[DATA IN THIS EXERCISE]:

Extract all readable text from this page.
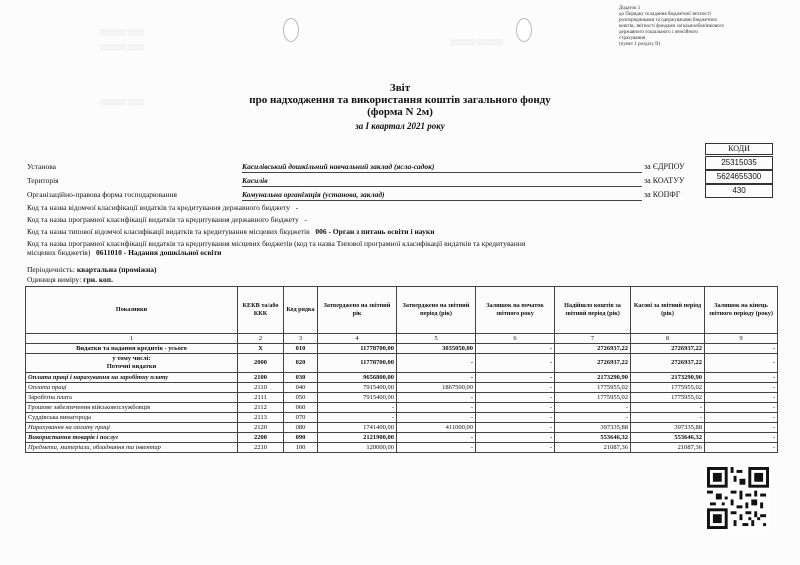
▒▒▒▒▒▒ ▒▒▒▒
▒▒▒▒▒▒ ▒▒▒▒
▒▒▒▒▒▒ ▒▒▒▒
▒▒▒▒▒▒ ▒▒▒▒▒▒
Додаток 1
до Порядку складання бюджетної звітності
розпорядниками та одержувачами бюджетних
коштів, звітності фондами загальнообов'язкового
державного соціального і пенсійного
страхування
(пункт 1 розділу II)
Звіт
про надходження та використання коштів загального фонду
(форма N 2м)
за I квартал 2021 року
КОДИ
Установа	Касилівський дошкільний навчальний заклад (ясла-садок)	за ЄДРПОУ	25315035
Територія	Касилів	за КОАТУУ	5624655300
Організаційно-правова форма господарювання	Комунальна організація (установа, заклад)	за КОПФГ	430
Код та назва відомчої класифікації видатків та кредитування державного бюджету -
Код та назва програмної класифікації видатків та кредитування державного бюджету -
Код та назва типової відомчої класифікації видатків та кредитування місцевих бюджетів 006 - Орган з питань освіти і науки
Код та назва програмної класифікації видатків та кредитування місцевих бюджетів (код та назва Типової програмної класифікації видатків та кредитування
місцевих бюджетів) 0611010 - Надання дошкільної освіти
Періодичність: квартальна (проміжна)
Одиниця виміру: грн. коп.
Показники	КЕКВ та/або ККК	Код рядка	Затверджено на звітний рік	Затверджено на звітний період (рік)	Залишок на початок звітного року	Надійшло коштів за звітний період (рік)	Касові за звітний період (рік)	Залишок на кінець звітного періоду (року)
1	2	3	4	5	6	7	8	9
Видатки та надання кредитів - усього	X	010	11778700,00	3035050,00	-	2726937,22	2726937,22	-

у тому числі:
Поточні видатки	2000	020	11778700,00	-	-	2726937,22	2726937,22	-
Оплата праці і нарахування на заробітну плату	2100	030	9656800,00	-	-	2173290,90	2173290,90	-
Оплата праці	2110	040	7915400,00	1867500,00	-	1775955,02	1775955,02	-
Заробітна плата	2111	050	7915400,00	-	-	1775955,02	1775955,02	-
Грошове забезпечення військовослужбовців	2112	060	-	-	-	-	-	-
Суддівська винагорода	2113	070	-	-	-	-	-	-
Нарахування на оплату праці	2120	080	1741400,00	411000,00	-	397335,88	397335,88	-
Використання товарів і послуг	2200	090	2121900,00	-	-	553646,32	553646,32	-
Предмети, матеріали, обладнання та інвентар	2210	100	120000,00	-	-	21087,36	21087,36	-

---

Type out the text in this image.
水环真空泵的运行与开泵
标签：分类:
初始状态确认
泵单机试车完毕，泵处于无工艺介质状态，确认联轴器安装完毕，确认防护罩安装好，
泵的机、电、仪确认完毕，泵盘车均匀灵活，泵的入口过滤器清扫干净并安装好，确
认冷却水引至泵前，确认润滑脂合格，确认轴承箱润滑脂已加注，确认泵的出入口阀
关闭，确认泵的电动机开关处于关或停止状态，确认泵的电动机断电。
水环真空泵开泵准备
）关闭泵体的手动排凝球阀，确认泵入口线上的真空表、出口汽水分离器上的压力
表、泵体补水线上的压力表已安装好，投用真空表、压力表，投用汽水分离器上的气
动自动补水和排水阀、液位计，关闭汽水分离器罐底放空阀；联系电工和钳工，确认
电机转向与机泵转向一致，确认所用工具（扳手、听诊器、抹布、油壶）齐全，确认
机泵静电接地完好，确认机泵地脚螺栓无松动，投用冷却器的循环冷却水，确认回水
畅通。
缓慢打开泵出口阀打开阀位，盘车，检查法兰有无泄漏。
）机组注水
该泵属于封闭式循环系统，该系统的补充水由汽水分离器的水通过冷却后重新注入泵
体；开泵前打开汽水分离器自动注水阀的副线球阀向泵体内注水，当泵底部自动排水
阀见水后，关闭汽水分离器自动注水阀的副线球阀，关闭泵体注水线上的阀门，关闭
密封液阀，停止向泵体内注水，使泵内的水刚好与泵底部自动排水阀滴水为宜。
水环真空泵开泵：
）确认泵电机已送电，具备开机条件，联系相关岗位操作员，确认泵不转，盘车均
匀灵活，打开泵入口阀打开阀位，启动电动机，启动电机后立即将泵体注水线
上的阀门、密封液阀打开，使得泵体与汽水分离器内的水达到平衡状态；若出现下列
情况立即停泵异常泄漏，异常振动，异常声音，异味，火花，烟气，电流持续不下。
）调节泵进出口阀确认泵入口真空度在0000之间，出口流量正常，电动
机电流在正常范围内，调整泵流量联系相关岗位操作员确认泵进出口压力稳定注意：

...

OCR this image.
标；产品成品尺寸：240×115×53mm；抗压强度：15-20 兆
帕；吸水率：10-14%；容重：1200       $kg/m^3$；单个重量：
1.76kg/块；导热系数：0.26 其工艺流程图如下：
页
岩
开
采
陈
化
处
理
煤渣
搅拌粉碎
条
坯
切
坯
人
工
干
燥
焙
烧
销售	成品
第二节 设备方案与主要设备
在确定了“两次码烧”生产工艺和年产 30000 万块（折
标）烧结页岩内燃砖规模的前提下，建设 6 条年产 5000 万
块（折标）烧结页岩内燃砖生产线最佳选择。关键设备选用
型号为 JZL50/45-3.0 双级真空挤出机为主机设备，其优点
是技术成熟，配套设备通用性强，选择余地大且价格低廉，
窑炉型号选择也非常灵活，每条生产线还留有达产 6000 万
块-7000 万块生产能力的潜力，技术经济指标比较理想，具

[AIM]: From the records above, pick out and copy each line holding the word "кредитування".

[RESULT OF THE TASK]:
Код та назва відомчої класифікації видатків та кредитування державного бюджету -
Код та назва програмної класифікації видатків та кредитування державного бюджету -
Код та назва типової відомчої класифікації видатків та кредитування місцевих бюджетів 006 - Орган з питань освіти і науки
Код та назва програмної класифікації видатків та кредитування місцевих бюджетів (код та назва Типової програмної класифікації видатків та кредитування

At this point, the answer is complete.